§ Data to process:
>> begin
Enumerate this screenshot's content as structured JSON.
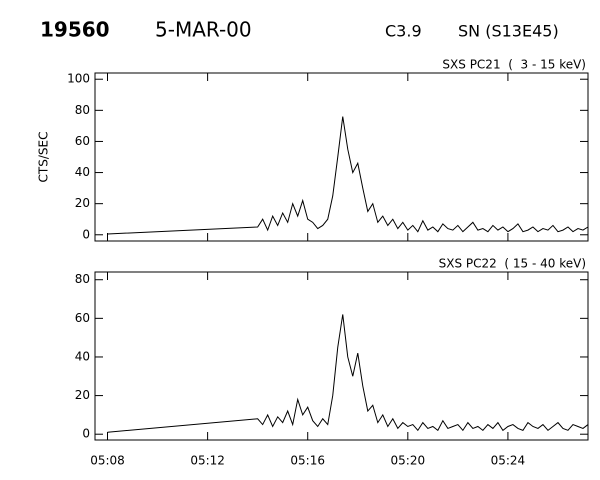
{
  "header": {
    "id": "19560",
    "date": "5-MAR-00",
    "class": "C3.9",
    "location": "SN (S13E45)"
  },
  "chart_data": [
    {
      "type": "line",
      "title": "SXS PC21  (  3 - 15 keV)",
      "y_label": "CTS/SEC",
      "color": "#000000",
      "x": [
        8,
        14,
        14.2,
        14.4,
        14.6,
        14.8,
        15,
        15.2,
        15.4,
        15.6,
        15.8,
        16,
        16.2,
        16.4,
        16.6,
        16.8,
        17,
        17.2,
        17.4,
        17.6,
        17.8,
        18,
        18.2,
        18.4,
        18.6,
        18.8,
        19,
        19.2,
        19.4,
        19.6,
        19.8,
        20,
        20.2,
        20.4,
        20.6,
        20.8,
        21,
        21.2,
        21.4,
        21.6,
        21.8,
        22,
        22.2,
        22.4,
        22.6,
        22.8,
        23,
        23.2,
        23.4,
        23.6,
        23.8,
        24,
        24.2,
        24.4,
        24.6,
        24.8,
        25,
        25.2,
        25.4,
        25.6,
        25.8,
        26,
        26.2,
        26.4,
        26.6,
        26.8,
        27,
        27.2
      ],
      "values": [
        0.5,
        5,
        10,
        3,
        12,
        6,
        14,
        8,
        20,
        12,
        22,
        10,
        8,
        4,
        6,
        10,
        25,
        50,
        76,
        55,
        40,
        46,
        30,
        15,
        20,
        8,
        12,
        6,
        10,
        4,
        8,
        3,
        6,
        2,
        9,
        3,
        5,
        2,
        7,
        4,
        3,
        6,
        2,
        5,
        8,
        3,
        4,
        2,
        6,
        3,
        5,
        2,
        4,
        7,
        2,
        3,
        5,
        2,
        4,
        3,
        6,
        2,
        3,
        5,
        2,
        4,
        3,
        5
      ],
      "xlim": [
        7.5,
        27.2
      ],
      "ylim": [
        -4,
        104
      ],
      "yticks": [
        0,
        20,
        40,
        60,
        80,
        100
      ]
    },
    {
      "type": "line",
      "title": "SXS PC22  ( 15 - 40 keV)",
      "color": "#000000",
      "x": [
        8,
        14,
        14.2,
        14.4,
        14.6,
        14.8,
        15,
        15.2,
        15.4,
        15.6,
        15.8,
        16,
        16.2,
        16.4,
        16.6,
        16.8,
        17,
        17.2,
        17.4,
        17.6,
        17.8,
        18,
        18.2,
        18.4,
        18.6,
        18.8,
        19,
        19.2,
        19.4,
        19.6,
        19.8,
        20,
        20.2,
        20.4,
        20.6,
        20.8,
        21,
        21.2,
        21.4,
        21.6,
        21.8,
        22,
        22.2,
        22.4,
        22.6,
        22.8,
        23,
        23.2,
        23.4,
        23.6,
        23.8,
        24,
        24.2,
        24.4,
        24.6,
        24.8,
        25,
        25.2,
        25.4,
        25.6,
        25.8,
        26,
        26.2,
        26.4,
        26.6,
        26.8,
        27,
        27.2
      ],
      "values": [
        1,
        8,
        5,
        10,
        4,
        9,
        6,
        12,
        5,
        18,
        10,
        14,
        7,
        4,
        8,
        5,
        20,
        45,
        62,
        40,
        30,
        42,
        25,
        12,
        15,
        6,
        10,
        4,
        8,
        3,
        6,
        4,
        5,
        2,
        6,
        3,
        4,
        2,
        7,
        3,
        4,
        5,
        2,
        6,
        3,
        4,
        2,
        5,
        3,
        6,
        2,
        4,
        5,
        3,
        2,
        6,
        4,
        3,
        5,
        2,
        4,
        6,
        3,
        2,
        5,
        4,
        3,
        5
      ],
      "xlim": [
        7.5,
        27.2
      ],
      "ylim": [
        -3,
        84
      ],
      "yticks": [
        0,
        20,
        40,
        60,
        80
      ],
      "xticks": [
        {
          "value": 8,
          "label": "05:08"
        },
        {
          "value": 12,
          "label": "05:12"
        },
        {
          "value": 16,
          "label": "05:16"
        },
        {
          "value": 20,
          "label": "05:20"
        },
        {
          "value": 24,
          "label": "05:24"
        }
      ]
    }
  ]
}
>> end
>> begin
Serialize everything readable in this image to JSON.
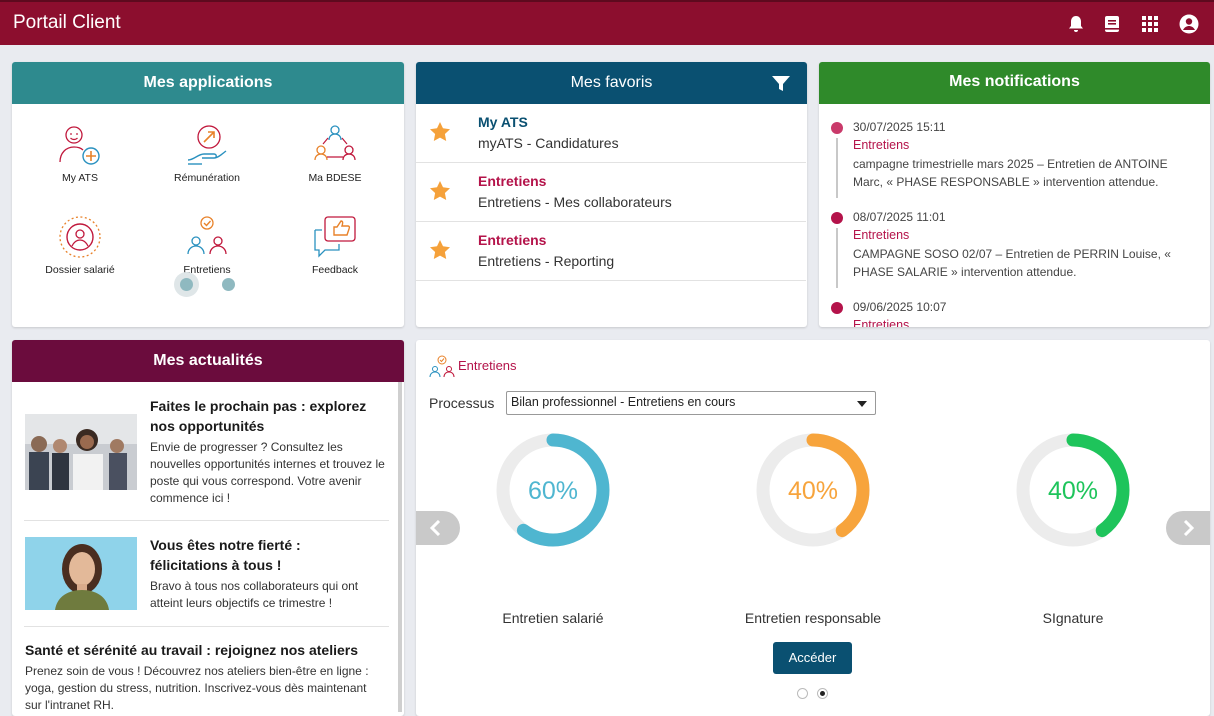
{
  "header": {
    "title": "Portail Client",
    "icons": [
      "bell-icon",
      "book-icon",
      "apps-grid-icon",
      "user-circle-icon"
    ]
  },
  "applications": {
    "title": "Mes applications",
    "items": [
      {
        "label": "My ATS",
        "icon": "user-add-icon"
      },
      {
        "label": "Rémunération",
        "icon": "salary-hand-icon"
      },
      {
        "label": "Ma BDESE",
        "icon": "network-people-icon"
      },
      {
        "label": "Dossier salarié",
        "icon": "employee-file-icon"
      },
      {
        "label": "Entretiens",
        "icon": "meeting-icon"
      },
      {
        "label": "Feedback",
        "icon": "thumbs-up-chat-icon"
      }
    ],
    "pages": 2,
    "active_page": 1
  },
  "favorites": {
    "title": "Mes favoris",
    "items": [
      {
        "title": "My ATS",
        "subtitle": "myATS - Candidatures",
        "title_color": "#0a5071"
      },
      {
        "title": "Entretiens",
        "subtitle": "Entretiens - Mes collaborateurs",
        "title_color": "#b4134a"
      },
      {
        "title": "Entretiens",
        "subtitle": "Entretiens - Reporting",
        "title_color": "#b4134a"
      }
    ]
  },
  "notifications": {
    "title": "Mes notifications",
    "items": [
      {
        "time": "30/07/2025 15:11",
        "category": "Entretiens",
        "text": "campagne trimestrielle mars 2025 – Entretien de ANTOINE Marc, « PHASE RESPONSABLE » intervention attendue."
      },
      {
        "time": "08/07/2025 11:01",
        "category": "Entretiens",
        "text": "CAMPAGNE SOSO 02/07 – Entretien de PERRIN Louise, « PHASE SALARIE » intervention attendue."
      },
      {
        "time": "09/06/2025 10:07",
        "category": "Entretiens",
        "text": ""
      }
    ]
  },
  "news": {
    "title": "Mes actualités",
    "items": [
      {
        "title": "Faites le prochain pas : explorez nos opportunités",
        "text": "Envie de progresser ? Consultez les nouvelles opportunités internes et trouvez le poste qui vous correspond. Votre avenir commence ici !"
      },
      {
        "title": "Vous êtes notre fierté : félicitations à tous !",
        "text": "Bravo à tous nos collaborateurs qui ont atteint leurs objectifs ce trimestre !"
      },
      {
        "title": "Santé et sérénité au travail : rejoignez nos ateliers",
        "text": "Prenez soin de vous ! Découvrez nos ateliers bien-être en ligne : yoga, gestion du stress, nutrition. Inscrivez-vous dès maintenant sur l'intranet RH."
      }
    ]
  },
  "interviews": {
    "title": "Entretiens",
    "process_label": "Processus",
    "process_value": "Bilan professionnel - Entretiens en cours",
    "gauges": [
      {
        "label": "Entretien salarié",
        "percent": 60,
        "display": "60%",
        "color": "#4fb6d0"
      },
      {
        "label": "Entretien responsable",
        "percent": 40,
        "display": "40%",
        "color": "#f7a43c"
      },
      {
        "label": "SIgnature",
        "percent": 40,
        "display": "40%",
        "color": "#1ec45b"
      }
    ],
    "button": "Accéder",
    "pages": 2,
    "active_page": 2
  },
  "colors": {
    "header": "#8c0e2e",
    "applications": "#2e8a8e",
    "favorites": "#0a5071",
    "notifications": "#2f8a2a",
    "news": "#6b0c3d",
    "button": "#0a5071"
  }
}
>> end
§ Aim of the exercise: Across the entries above, how many lines contain "PHASE"? Provide only the count.

§ Output for this exercise: 2